-- START Supplied material --

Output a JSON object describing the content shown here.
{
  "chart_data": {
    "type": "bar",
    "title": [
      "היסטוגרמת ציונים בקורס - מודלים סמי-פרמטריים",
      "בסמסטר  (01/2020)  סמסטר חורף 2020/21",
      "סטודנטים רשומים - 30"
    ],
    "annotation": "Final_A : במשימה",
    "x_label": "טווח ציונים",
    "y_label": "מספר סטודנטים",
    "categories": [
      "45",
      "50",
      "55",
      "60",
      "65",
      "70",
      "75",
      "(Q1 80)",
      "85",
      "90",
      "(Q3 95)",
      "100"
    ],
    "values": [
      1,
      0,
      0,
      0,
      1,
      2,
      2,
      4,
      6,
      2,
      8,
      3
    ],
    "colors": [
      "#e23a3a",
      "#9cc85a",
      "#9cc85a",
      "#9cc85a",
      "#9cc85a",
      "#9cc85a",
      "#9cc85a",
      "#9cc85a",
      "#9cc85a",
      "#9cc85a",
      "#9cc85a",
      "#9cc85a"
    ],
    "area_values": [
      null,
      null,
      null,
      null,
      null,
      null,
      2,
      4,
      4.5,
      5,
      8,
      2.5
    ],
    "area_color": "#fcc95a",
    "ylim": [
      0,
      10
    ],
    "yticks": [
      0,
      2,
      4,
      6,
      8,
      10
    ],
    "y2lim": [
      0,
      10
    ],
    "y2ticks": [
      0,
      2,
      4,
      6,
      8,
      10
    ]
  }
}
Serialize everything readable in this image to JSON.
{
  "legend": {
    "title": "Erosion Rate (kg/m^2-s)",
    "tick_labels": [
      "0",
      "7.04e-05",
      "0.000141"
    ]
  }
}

-- END Supplied material --

◆ Task requirements: Above are the records; copy all of them exactly.

◆ Full solution:
Output a JSON object describing the content shown here.
{
  "chart_data": {
    "type": "bar",
    "title": [
      "היסטוגרמת ציונים בקורס - מודלים סמי-פרמטריים",
      "בסמסטר  (01/2020)  סמסטר חורף 2020/21",
      "סטודנטים רשומים - 30"
    ],
    "annotation": "Final_A : במשימה",
    "x_label": "טווח ציונים",
    "y_label": "מספר סטודנטים",
    "categories": [
      "45",
      "50",
      "55",
      "60",
      "65",
      "70",
      "75",
      "(Q1 80)",
      "85",
      "90",
      "(Q3 95)",
      "100"
    ],
    "values": [
      1,
      0,
      0,
      0,
      1,
      2,
      2,
      4,
      6,
      2,
      8,
      3
    ],
    "colors": [
      "#e23a3a",
      "#9cc85a",
      "#9cc85a",
      "#9cc85a",
      "#9cc85a",
      "#9cc85a",
      "#9cc85a",
      "#9cc85a",
      "#9cc85a",
      "#9cc85a",
      "#9cc85a",
      "#9cc85a"
    ],
    "area_values": [
      null,
      null,
      null,
      null,
      null,
      null,
      2,
      4,
      4.5,
      5,
      8,
      2.5
    ],
    "area_color": "#fcc95a",
    "ylim": [
      0,
      10
    ],
    "yticks": [
      0,
      2,
      4,
      6,
      8,
      10
    ],
    "y2lim": [
      0,
      10
    ],
    "y2ticks": [
      0,
      2,
      4,
      6,
      8,
      10
    ]
  }
}
Serialize everything readable in this image to JSON.
{
  "legend": {
    "title": "Erosion Rate (kg/m^2-s)",
    "tick_labels": [
      "0",
      "7.04e-05",
      "0.000141"
    ]
  }
}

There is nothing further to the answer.